> WHAT THE TASK ASKS: Show every line in the records below that contains the string "indicator", copying each line in full.

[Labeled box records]
Start

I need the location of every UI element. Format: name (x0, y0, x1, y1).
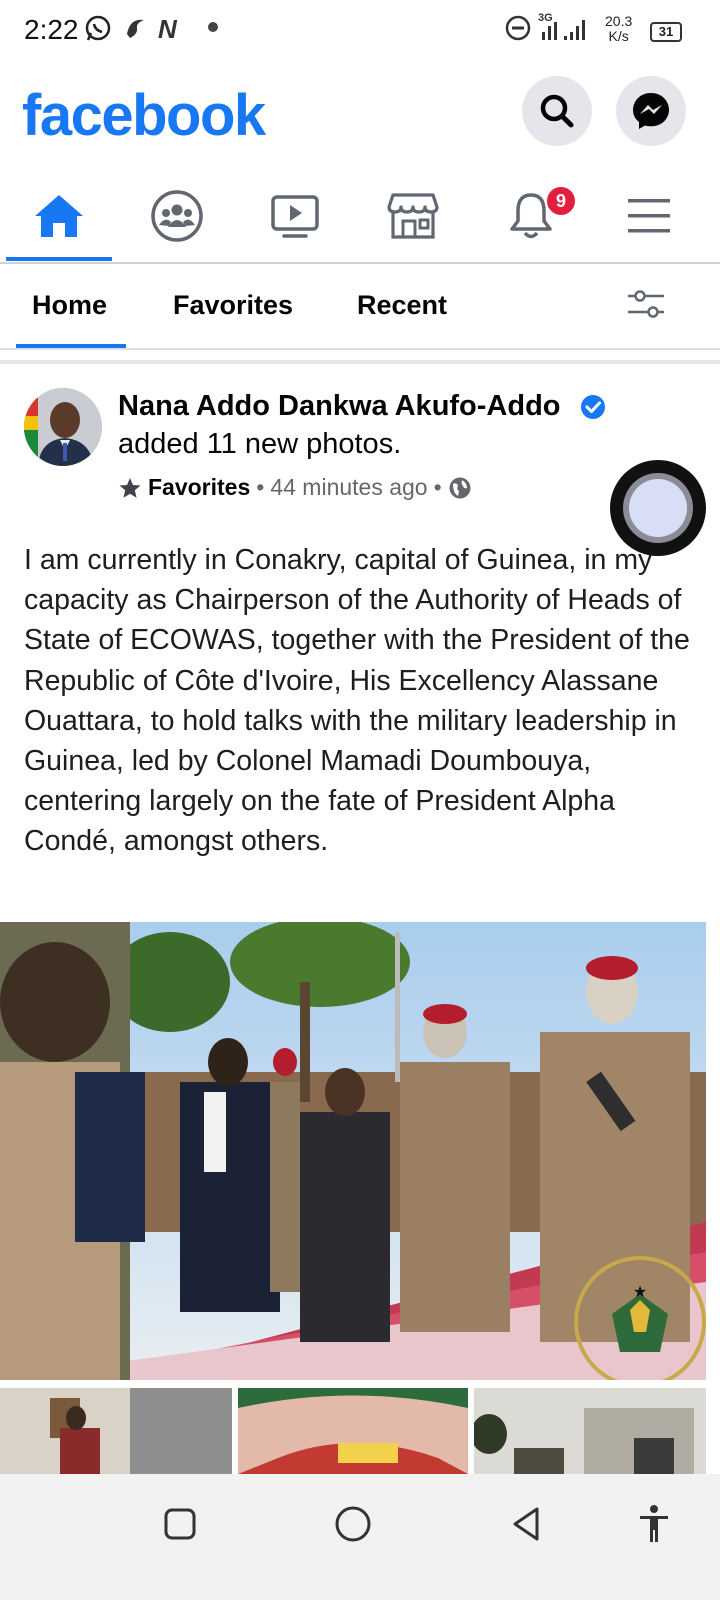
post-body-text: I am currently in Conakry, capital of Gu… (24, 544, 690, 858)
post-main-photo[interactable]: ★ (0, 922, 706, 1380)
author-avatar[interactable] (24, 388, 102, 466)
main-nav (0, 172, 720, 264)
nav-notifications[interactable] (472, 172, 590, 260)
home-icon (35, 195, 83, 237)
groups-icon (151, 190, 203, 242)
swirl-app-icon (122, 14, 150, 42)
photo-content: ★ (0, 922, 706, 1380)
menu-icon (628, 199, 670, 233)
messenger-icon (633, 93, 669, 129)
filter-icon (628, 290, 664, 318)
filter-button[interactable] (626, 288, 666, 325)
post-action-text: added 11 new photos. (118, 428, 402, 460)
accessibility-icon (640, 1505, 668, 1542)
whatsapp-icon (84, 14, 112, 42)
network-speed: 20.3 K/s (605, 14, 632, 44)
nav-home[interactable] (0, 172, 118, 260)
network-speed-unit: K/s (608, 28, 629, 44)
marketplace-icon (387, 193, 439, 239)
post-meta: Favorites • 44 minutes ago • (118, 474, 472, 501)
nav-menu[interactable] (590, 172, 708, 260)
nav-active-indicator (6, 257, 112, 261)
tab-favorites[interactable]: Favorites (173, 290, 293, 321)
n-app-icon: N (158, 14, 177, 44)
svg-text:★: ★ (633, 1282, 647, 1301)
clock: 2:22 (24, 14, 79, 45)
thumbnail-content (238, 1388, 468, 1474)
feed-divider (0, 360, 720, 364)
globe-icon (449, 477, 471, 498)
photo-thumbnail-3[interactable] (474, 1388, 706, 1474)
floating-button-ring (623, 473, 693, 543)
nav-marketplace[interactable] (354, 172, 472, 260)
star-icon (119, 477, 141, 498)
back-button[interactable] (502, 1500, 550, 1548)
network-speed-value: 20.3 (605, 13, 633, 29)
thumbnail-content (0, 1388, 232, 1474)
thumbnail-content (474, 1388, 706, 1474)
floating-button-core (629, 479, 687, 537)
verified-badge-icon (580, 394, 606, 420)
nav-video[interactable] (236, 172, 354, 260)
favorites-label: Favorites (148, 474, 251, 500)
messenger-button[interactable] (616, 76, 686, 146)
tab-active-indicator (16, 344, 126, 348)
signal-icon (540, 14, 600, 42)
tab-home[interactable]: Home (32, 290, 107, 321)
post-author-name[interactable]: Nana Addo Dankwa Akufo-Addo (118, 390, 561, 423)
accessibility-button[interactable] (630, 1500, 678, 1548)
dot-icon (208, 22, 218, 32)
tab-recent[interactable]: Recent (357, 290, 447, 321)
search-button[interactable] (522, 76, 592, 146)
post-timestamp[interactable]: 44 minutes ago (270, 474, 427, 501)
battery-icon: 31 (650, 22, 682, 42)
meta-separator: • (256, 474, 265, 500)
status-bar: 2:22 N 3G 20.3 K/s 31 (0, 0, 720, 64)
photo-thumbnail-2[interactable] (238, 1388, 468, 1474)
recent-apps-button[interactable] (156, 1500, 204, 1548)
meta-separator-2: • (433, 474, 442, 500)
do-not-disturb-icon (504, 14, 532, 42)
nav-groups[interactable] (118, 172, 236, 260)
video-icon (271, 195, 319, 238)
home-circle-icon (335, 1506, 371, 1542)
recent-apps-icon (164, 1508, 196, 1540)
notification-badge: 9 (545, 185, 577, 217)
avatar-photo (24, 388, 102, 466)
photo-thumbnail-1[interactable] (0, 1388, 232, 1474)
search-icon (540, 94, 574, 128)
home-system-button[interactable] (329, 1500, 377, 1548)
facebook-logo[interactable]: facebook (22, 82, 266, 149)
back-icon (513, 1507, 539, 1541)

End

> WRITTEN RESPONSE:
nav-active-indicator (6, 257, 112, 261)
tab-active-indicator (16, 344, 126, 348)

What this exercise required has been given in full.